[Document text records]
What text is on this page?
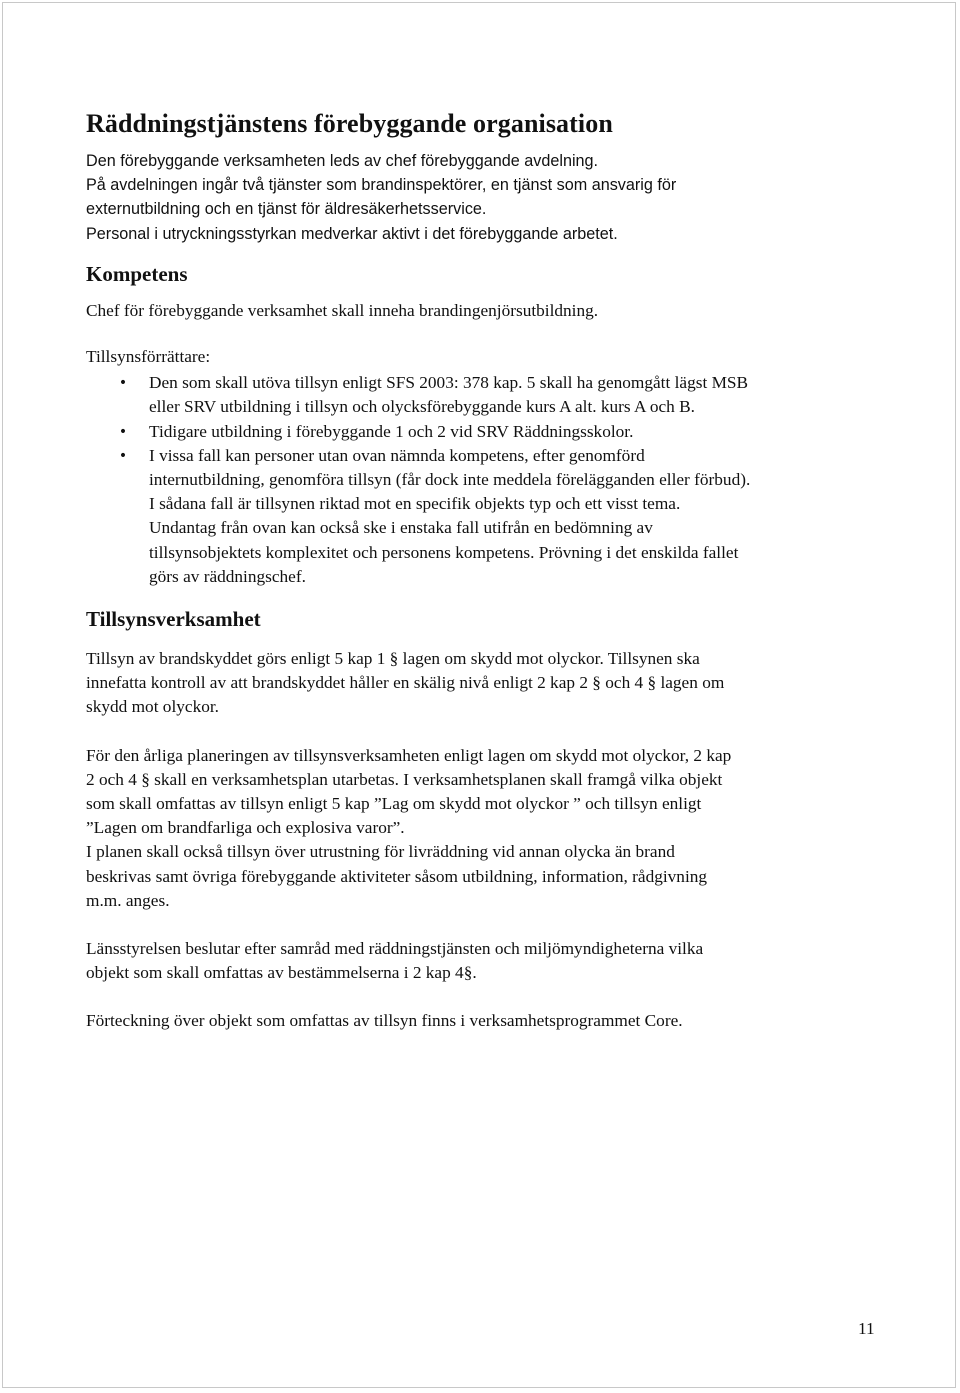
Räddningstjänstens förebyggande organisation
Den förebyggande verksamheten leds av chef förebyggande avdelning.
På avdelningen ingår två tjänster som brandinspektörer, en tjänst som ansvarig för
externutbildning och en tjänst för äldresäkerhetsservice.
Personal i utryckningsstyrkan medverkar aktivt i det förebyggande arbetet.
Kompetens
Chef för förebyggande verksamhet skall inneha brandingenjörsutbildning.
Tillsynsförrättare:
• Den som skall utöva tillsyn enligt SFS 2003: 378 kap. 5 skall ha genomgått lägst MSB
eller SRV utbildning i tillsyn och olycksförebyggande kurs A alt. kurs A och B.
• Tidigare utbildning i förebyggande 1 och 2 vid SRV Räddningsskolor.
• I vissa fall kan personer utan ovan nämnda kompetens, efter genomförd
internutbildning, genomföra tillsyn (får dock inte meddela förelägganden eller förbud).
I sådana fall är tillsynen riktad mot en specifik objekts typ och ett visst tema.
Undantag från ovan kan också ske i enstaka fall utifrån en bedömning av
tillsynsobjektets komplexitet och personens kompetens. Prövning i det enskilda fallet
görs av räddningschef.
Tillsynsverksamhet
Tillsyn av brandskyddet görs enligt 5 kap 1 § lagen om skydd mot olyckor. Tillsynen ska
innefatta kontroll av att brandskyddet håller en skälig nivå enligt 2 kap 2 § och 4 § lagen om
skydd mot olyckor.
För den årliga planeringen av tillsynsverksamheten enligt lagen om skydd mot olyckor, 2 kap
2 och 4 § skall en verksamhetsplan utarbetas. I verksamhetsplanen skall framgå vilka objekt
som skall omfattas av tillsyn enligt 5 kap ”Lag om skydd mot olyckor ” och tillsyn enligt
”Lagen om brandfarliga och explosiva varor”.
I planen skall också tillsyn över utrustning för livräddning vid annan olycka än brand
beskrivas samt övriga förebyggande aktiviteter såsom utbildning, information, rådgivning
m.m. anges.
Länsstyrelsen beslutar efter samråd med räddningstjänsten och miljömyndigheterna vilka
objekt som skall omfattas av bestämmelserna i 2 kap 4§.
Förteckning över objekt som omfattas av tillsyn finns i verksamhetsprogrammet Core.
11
---
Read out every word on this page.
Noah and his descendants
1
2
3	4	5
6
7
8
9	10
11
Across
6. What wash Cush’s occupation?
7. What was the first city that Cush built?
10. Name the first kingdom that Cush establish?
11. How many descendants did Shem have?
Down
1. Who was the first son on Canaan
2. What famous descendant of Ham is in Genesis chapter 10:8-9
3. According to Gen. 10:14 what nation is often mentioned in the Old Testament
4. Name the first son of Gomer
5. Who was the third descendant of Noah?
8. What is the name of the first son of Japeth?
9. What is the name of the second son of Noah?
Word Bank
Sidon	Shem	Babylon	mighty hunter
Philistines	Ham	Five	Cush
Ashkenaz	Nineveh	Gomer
--
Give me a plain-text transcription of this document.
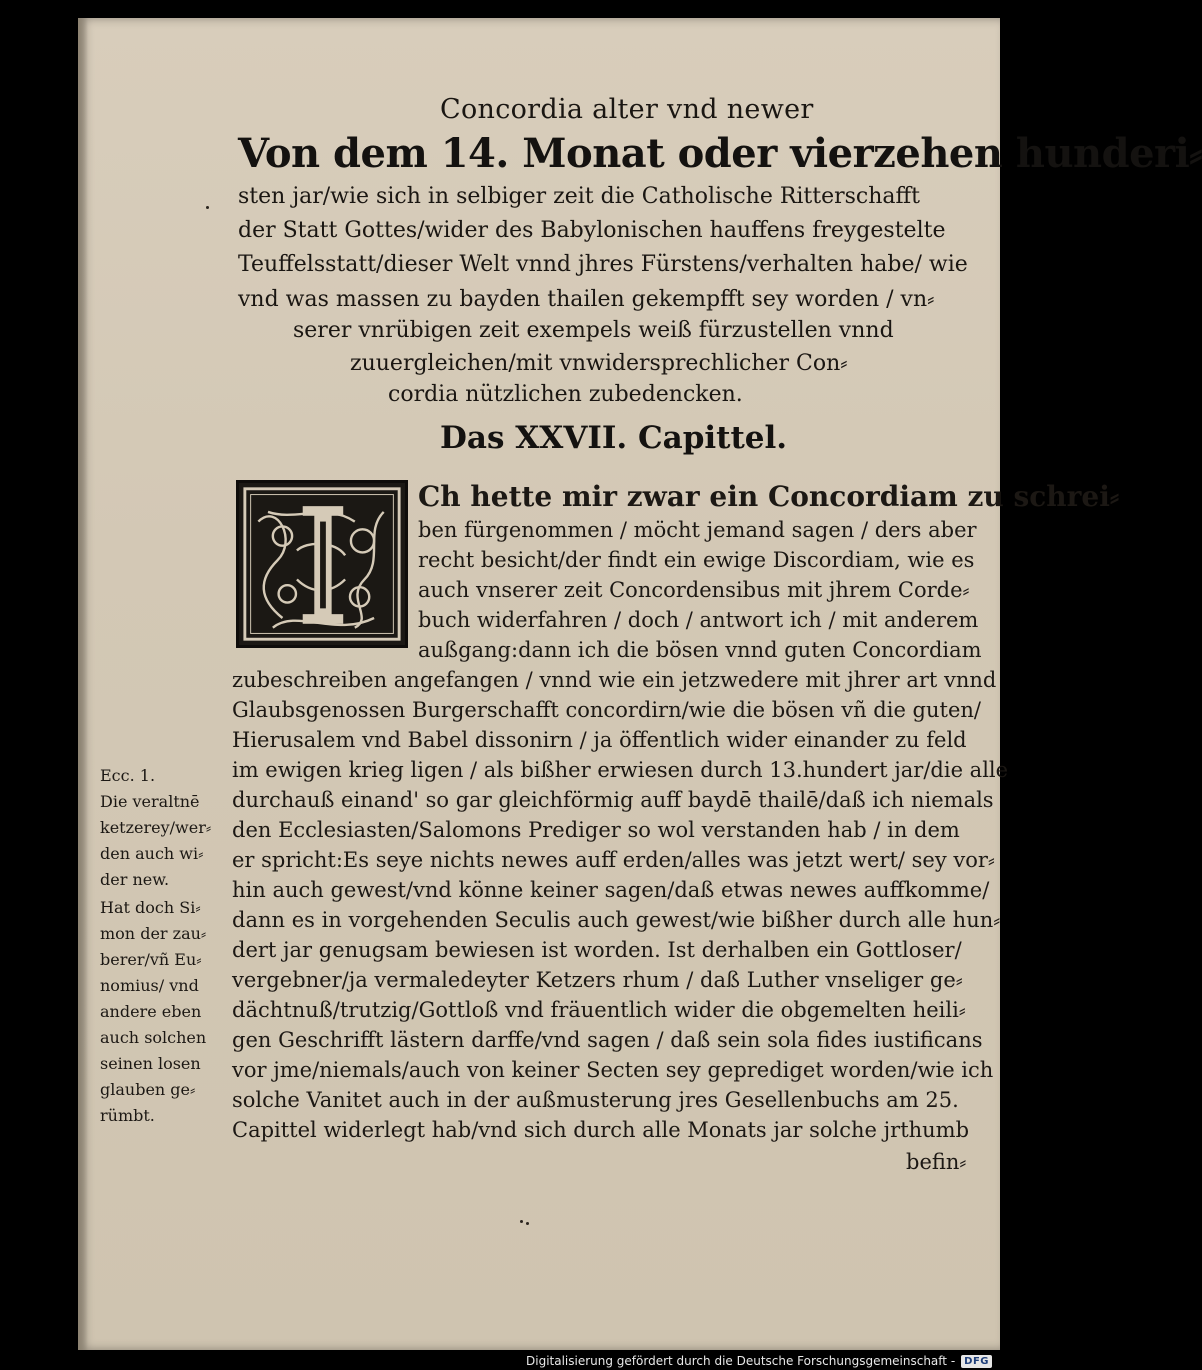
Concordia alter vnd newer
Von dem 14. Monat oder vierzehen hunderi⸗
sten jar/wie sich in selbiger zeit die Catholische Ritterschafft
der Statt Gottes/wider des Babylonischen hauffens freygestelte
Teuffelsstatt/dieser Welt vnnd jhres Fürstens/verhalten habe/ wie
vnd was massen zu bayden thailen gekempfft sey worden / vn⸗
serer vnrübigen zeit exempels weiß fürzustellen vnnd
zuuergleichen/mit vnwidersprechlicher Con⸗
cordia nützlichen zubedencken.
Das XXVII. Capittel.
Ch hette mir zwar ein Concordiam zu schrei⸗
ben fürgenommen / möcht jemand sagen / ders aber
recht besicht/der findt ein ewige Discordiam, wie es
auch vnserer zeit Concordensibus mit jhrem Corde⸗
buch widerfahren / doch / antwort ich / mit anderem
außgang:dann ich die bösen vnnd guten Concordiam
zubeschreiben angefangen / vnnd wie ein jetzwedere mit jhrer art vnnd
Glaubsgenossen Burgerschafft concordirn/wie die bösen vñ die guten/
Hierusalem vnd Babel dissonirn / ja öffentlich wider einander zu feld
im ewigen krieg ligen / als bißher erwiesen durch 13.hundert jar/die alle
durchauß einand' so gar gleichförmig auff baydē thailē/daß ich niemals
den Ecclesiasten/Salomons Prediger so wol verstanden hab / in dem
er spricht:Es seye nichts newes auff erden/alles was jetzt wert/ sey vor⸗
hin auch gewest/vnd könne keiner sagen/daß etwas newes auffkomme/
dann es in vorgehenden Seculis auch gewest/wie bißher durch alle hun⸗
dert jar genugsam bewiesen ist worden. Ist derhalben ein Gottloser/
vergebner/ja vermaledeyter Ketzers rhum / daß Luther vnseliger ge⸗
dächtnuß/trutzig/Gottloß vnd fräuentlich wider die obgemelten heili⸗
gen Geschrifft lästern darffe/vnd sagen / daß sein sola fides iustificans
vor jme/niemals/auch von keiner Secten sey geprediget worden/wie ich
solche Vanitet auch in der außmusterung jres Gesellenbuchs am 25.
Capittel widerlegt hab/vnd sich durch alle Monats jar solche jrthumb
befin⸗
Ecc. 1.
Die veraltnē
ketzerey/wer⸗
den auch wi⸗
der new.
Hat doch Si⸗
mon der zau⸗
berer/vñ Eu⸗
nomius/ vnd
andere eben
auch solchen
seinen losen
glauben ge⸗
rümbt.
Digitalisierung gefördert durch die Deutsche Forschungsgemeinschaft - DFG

▸ Exercise requirements:
Collect each line of the entries that has the word "niemals", copying it in full.

▸ Response to the task:
durchauß einand' so gar gleichförmig auff baydē thailē/daß ich niemals
vor jme/niemals/auch von keiner Secten sey geprediget worden/wie ich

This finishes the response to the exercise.